#### INSTRUCTIONS TO FOLLOW:
Records follow. Select each line holding "cùng".

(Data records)

--- start ---

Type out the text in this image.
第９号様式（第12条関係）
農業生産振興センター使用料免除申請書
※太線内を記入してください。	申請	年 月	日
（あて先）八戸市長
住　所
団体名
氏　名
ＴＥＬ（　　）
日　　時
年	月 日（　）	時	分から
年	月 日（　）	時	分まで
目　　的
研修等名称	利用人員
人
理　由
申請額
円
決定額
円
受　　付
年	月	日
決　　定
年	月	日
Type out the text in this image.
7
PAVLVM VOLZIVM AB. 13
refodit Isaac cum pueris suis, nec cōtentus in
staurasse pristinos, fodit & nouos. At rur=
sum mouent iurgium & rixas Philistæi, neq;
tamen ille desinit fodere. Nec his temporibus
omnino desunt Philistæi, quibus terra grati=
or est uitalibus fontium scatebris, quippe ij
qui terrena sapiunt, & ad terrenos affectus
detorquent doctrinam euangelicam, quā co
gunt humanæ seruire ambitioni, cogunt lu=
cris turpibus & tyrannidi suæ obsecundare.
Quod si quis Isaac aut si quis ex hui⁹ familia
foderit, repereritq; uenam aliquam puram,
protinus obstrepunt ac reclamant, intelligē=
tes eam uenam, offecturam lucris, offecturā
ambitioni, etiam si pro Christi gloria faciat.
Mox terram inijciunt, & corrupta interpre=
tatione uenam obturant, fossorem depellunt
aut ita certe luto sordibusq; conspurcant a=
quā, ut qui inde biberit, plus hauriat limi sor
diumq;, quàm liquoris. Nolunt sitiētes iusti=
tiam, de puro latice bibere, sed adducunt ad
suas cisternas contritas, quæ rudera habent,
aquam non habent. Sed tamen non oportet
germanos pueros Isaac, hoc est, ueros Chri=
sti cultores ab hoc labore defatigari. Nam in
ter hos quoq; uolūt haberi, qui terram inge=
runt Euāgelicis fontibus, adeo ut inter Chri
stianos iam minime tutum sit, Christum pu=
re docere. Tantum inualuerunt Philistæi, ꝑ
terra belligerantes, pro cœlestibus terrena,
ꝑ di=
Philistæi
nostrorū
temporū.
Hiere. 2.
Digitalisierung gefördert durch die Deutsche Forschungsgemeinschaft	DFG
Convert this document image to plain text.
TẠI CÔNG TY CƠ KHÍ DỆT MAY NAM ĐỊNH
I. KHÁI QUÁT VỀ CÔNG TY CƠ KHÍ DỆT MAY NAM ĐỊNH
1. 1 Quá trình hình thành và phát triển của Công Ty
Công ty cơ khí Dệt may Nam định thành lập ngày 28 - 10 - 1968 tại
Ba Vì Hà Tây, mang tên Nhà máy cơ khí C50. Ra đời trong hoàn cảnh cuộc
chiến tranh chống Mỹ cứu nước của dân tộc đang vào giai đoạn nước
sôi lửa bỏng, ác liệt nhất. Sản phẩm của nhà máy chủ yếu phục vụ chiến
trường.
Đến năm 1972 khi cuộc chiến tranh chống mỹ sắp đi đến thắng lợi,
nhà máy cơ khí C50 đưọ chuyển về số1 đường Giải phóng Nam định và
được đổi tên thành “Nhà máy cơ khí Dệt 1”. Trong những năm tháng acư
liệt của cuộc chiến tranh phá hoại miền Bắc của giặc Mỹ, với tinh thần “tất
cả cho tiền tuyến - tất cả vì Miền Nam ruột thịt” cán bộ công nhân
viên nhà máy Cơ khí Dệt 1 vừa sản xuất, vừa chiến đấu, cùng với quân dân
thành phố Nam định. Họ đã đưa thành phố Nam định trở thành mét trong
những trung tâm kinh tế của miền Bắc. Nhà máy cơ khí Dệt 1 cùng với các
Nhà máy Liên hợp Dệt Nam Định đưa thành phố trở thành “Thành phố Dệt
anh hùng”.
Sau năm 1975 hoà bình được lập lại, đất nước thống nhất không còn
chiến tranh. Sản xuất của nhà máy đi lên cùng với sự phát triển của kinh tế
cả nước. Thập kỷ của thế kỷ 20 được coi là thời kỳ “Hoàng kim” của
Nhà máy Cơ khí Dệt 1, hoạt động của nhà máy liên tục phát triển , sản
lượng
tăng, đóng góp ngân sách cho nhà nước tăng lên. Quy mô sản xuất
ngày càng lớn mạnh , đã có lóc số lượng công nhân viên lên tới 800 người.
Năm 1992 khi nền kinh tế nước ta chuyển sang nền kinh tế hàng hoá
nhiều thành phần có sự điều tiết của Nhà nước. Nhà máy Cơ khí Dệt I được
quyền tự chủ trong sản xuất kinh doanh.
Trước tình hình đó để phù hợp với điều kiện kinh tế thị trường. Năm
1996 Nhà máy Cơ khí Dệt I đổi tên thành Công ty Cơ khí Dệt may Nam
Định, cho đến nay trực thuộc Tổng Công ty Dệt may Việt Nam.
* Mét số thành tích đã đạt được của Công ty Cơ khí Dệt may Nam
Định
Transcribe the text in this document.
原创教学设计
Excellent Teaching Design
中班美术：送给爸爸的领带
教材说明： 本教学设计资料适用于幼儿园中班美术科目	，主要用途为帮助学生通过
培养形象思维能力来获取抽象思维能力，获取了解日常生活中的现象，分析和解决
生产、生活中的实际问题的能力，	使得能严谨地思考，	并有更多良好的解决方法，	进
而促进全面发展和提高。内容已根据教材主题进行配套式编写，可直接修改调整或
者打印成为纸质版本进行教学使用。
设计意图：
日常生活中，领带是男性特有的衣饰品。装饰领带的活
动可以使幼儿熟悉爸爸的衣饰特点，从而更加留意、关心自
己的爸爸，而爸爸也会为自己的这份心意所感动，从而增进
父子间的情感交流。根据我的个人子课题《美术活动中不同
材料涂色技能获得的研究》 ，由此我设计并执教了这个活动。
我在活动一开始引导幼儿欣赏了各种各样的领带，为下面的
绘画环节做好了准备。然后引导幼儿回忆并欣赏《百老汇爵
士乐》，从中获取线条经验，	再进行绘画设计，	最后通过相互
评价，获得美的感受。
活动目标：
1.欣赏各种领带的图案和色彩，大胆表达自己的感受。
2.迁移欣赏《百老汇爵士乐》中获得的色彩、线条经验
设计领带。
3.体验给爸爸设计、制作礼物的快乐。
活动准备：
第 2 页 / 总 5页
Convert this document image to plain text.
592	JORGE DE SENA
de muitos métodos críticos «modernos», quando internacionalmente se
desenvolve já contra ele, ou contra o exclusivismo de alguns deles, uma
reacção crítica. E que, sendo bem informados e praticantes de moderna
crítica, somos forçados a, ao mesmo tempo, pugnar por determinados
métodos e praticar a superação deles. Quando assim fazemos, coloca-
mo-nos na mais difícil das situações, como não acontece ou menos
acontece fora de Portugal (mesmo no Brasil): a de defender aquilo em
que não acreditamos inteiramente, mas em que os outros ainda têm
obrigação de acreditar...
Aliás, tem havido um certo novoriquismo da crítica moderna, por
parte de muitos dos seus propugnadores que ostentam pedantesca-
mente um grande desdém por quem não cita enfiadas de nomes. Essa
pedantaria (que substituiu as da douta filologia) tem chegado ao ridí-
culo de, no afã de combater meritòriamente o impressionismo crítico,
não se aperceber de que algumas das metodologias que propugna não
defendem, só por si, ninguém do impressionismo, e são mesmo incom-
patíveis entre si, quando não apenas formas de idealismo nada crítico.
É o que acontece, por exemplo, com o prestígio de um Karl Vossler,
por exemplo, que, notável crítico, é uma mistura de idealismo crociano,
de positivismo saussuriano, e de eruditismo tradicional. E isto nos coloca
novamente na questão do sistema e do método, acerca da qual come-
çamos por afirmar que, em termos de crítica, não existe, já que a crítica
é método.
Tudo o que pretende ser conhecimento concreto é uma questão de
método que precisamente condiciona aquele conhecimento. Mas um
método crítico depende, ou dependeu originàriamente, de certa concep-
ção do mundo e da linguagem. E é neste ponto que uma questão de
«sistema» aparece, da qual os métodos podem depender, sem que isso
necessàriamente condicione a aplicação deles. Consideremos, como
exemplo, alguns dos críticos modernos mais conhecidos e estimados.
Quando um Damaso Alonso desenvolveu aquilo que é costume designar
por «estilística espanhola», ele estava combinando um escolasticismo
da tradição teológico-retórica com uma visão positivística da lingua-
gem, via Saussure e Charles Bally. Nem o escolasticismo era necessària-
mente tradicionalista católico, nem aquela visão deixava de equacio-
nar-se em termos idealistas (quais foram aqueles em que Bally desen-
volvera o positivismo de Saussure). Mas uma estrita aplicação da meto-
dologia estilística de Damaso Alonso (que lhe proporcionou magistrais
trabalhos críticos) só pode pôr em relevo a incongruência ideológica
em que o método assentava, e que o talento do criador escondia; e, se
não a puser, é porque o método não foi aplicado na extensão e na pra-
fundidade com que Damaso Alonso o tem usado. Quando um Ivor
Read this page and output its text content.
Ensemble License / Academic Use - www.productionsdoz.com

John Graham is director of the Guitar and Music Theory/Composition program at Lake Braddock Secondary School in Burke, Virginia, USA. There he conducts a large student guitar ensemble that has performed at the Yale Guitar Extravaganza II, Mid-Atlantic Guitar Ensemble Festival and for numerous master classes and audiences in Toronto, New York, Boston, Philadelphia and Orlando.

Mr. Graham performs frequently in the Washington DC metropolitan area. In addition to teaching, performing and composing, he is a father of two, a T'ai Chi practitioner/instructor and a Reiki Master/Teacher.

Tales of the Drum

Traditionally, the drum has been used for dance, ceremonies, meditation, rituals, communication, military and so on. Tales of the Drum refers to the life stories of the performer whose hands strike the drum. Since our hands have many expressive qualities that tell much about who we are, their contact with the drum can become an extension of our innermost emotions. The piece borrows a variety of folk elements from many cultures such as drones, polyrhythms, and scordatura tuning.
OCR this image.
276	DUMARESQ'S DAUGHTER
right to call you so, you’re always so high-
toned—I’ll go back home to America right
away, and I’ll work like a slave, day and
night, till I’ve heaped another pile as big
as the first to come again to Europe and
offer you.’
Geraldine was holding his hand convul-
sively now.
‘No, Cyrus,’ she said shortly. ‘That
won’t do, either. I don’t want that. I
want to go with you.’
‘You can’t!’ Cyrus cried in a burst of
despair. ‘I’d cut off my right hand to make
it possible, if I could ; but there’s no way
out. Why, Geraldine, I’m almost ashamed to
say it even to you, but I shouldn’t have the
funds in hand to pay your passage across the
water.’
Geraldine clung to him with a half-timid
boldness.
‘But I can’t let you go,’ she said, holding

--- end ---

#### EXERCISE RESPONSE:
viên nhà máy Cơ khí Dệt 1 vừa sản xuất, vừa chiến đấu, cùng với quân dân
những trung tâm kinh tế của miền Bắc. Nhà máy cơ khí Dệt 1 cùng với các
chiến tranh. Sản xuất của nhà máy đi lên cùng với sự phát triển của kinh tế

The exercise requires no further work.